Sometimes we encounter problems for which it’s really hard to write a computer program to solve. For example, let’s say we wanted to program a computer to recognize hand-written digits:

Source: MNIST handwritten database

You could imagine trying to devise a set of rules to distinguish each individual digit. Zeros, for instance, are basically one closed loop. But what if the person didn’t perfectly close the loop. Or what if the right top of the loop closes below where the left top of the loop starts?

A zero that’s difficult to distinguish from a six

In this case, we have difficulty differentiating zeroes from sixes. We could establish some sort of cutoff, but how would you decide the cutoff in the first place? As you can see, it quickly becomes quite complicated to compile a list of heuristics (i.e., rules and guesses) that accurately classifies handwritten digits.

And there are so many more classes of problems that fall into this category. Recognizing objects, understanding concepts, comprehending speech. We don’t know what program to write because we still don’t know how it’s done by our own brains. And even if we did have a good idea about how to do it, the program might be horrendously complicated.

So instead of trying to write a program, we try to develop an algorithm that a computer can use to look at hundreds or thousands of examples (and the correct answers), and then the computer uses that experience to solve the same problem in new situations. Essentially, our goal is to teach the computer to solve by example, very similar to how we might teach a young child to distinguish a cat from a dog.

**The field itself:** ML is a field of study which harnesses principles of computer science and statistics to create statistical models. These models are generally used to do two things:

**Prediction**: make predictions about the future based on data about the past**Inference**: discover patterns in data

**Difference between ML and AI:** There is no universally agreed upon distinction between ML and artificial intelligence (AI). AI usually concentrates on programming computers to make *decisions* (based on ML models and sets of logical rules), whereas ML focuses more on making *predictions* about the future. They are highly interconnected fields, and, for most non-technical purposes, they are the same.

-- -- --

**Models:** Teaching a computer to make predictions involves feeding data into machine learning **models**, which are representations of how the world supposedly works. If I tell a statistical model that the world works a certain way (say, for example, that taller people make more money than shorter people), then this model can then tell me who it thinks will make more money, between Cathy, who is 5’2”, and Jill, who is 5’9”.
- - -
Set problem 1:
In the machine learning text, which two digits become hard to tell apart when a zero's loop isn't closed cleanly?
Set problem 2:
How would you sum up the machine learning text in exactly two sentences?
Set problem 3:
Can you rewrite the paragraph of the machine learning text that begins "So instead of trying to write a program" in shorter form, keeping its main facts?
Rely only on the machine learning text for these answers.

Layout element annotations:
- - -
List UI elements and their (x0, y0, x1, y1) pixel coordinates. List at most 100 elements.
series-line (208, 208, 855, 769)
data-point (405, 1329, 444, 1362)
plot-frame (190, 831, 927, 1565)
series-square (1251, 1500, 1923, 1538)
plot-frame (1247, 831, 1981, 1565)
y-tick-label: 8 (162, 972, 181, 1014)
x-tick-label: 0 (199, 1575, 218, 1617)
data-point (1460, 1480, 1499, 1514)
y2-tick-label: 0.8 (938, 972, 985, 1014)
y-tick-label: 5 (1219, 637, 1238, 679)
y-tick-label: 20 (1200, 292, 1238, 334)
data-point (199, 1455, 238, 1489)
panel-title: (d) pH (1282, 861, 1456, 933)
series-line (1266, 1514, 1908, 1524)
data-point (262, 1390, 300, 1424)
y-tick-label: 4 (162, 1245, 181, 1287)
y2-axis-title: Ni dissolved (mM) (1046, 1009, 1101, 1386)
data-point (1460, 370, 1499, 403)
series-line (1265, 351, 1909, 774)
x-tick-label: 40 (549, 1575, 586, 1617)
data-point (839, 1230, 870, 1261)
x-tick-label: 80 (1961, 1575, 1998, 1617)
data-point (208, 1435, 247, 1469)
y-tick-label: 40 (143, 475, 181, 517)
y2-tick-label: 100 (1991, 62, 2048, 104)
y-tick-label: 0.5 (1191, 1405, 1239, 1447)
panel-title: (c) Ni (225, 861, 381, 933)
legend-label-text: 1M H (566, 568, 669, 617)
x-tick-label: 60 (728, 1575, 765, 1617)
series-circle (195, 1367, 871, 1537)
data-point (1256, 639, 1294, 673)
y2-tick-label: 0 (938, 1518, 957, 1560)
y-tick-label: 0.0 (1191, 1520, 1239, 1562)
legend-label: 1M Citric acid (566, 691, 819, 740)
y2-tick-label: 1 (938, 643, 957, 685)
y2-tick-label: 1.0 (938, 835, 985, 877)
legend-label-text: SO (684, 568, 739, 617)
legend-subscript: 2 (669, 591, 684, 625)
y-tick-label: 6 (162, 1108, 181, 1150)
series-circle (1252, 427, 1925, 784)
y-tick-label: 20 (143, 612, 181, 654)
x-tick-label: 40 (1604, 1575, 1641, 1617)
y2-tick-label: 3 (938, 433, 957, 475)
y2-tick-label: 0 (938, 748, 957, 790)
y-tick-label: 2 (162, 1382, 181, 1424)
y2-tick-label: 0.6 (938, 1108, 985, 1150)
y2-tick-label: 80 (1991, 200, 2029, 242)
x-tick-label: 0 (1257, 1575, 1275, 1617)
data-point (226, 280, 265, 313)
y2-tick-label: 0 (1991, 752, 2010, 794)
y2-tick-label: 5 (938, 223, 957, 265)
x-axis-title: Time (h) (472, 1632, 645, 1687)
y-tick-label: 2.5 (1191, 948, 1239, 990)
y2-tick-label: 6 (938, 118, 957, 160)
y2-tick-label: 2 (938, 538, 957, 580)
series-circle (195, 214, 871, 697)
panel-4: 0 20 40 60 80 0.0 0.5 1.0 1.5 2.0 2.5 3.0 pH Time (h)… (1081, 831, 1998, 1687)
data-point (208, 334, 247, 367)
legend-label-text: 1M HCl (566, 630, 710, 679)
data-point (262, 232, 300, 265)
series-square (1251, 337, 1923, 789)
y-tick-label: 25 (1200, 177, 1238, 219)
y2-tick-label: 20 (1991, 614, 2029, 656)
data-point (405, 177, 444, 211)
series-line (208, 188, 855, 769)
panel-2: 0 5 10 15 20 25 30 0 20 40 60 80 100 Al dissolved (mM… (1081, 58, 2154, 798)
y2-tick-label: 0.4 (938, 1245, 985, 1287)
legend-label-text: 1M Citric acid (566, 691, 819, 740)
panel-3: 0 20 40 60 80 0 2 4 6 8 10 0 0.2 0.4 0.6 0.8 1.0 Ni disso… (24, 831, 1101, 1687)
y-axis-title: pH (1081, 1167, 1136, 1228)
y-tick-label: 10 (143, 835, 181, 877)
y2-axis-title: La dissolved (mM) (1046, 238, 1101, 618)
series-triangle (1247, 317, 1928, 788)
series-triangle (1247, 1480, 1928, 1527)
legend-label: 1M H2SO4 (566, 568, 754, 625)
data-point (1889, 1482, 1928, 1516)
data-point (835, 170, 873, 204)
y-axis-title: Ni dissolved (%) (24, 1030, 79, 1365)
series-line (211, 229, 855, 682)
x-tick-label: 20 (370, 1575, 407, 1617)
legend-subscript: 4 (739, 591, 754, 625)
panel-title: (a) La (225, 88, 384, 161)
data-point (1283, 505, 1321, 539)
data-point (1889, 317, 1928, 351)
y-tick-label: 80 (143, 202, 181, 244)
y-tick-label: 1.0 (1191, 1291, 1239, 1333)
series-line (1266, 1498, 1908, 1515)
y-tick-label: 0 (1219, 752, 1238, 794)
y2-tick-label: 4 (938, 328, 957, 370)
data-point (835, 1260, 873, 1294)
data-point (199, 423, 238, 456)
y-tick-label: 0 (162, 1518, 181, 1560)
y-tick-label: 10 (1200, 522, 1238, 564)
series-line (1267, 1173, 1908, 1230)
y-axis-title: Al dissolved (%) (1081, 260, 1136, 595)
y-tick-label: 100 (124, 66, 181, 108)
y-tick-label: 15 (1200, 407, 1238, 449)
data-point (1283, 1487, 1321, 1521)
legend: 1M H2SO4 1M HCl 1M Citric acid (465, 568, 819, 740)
- - -
Full solution 1:
Zeros and sixes.

Full solution 2:
Some problems, like recognizing handwritten digits, are too complicated to solve with hand-written rules, so computers are instead given algorithms that learn from many examples and their correct answers. Machine learning combines computer science and statistics to build statistical models for prediction and inference, and it is closely interconnected with AI, which concentrates more on making decisions.

Full solution 3:
Rather than writing a program, we develop an algorithm that lets a computer study hundreds or thousands of examples with their correct answers and then use that experience on new situations. The aim is to teach the computer by example, much as a young child is taught to tell a cat from a dog.